=== DIRECTION ===
Copy out the listing in full, exactly as written, but not its pictures.

=== RECORDS FOR THIS EXERCISE ===
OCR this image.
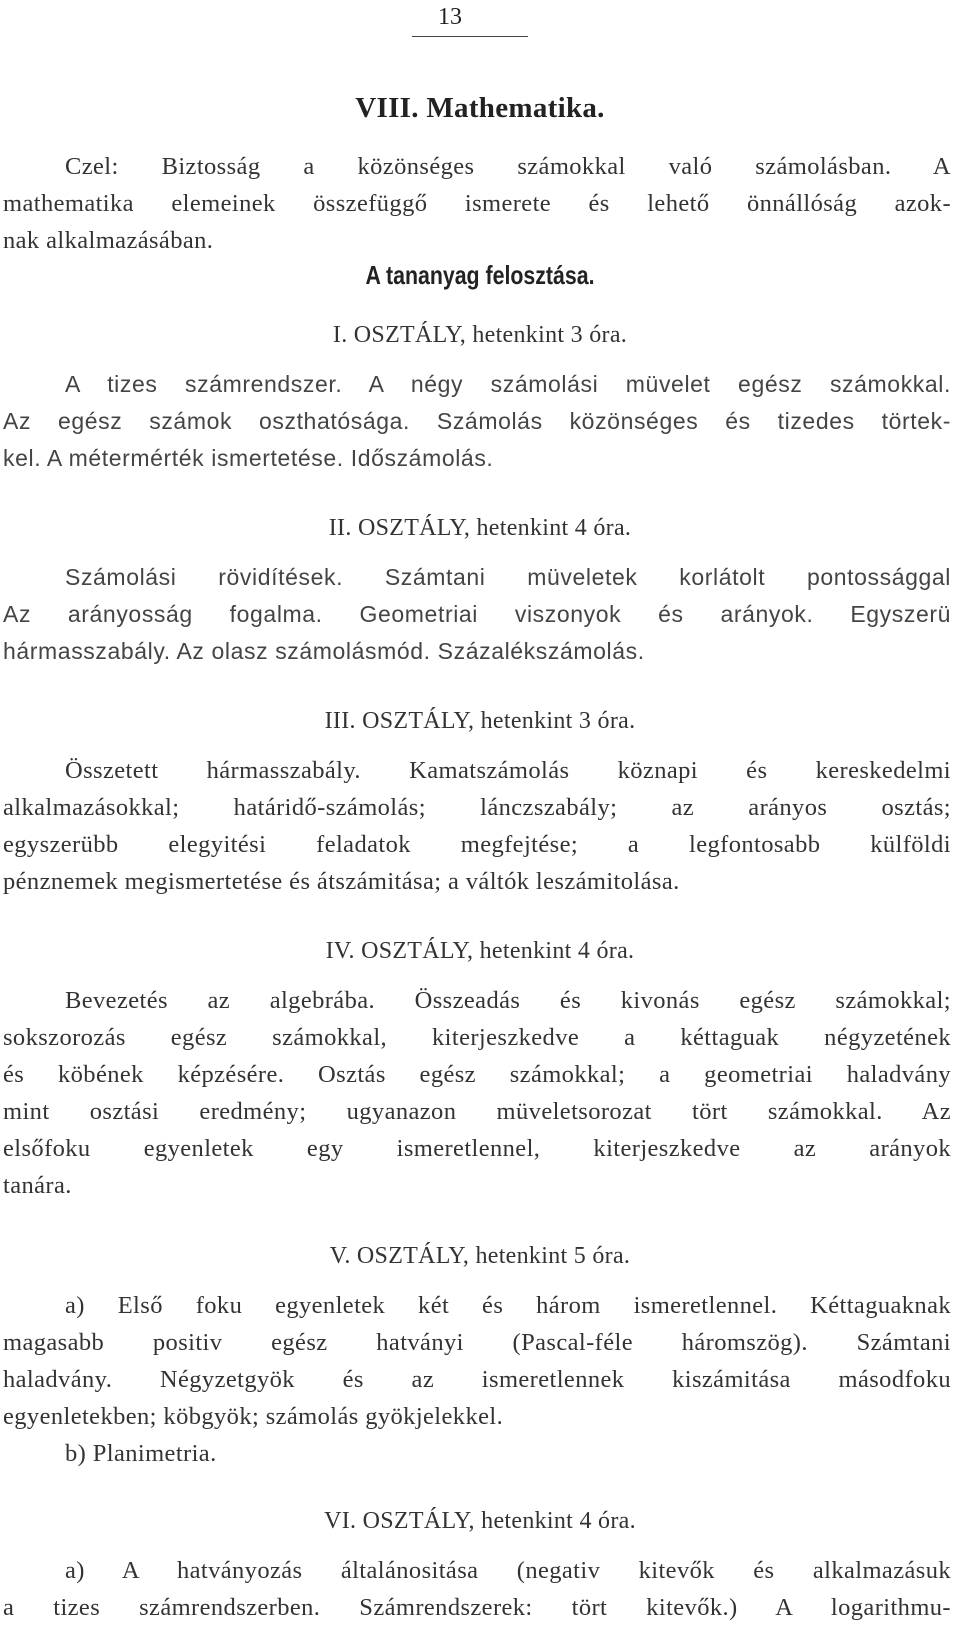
13
VIII. Mathematika.
Czel: Biztosság a közönséges számokkal való számolásban. A
mathematika elemeinek összefüggő ismerete és lehető önnállóság azok-
nak alkalmazásában.
A tananyag felosztása.
I. OSZTÁLY, hetenkint 3 óra.
A tizes számrendszer. A négy számolási müvelet egész számokkal.
Az egész számok oszthatósága. Számolás közönséges és tizedes törtek-
kel. A métermérték ismertetése. Időszámolás.
II. OSZTÁLY, hetenkint 4 óra.
Számolási rövidítések. Számtani müveletek korlátolt pontossággal
Az arányosság fogalma. Geometriai viszonyok és arányok. Egyszerü
hármasszabály. Az olasz számolásmód. Százalékszámolás.
III. OSZTÁLY, hetenkint 3 óra.
Összetett hármasszabály. Kamatszámolás köznapi és kereskedelmi
alkalmazásokkal; határidő-számolás; lánczszabály; az arányos osztás;
egyszerübb elegyitési feladatok megfejtése; a legfontosabb külföldi
pénznemek megismertetése és átszámitása; a váltók leszámitolása.
IV. OSZTÁLY, hetenkint 4 óra.
Bevezetés az algebrába. Összeadás és kivonás egész számokkal;
sokszorozás egész számokkal, kiterjeszkedve a kéttaguak négyzetének
és köbének képzésére. Osztás egész számokkal; a geometriai haladvány
mint osztási eredmény; ugyanazon müveletsorozat tört számokkal. Az
elsőfoku egyenletek egy ismeretlennel, kiterjeszkedve az arányok
tanára.
V. OSZTÁLY, hetenkint 5 óra.
a) Első foku egyenletek két és három ismeretlennel. Kéttaguaknak
magasabb positiv egész hatványi (Pascal-féle háromszög). Számtani
haladvány. Négyzetgyök és az ismeretlennek kiszámitása másodfoku
egyenletekben; köbgyök; számolás gyökjelekkel.
b) Planimetria.
VI. OSZTÁLY, hetenkint 4 óra.
a) A hatványozás általánositása (negativ kitevők és alkalmazásuk
a tizes számrendszerben. Számrendszerek: tört kitevők.) A logarithmu-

=== EXERCISE RESULT ===
OCR this image.
13
VIII. Mathematika.
Czel: Biztosság a közönséges számokkal való számolásban. A
mathematika elemeinek összefüggő ismerete és lehető önnállóság azok-
nak alkalmazásában.
A tananyag felosztása.
I. OSZTÁLY, hetenkint 3 óra.
A tizes számrendszer. A négy számolási müvelet egész számokkal.
Az egész számok oszthatósága. Számolás közönséges és tizedes törtek-
kel. A métermérték ismertetése. Időszámolás.
II. OSZTÁLY, hetenkint 4 óra.
Számolási rövidítések. Számtani müveletek korlátolt pontossággal
Az arányosság fogalma. Geometriai viszonyok és arányok. Egyszerü
hármasszabály. Az olasz számolásmód. Százalékszámolás.
III. OSZTÁLY, hetenkint 3 óra.
Összetett hármasszabály. Kamatszámolás köznapi és kereskedelmi
alkalmazásokkal; határidő-számolás; lánczszabály; az arányos osztás;
egyszerübb elegyitési feladatok megfejtése; a legfontosabb külföldi
pénznemek megismertetése és átszámitása; a váltók leszámitolása.
IV. OSZTÁLY, hetenkint 4 óra.
Bevezetés az algebrába. Összeadás és kivonás egész számokkal;
sokszorozás egész számokkal, kiterjeszkedve a kéttaguak négyzetének
és köbének képzésére. Osztás egész számokkal; a geometriai haladvány
mint osztási eredmény; ugyanazon müveletsorozat tört számokkal. Az
elsőfoku egyenletek egy ismeretlennel, kiterjeszkedve az arányok
tanára.
V. OSZTÁLY, hetenkint 5 óra.
a) Első foku egyenletek két és három ismeretlennel. Kéttaguaknak
magasabb positiv egész hatványi (Pascal-féle háromszög). Számtani
haladvány. Négyzetgyök és az ismeretlennek kiszámitása másodfoku
egyenletekben; köbgyök; számolás gyökjelekkel.
b) Planimetria.
VI. OSZTÁLY, hetenkint 4 óra.
a) A hatványozás általánositása (negativ kitevők és alkalmazásuk
a tizes számrendszerben. Számrendszerek: tört kitevők.) A logarithmu-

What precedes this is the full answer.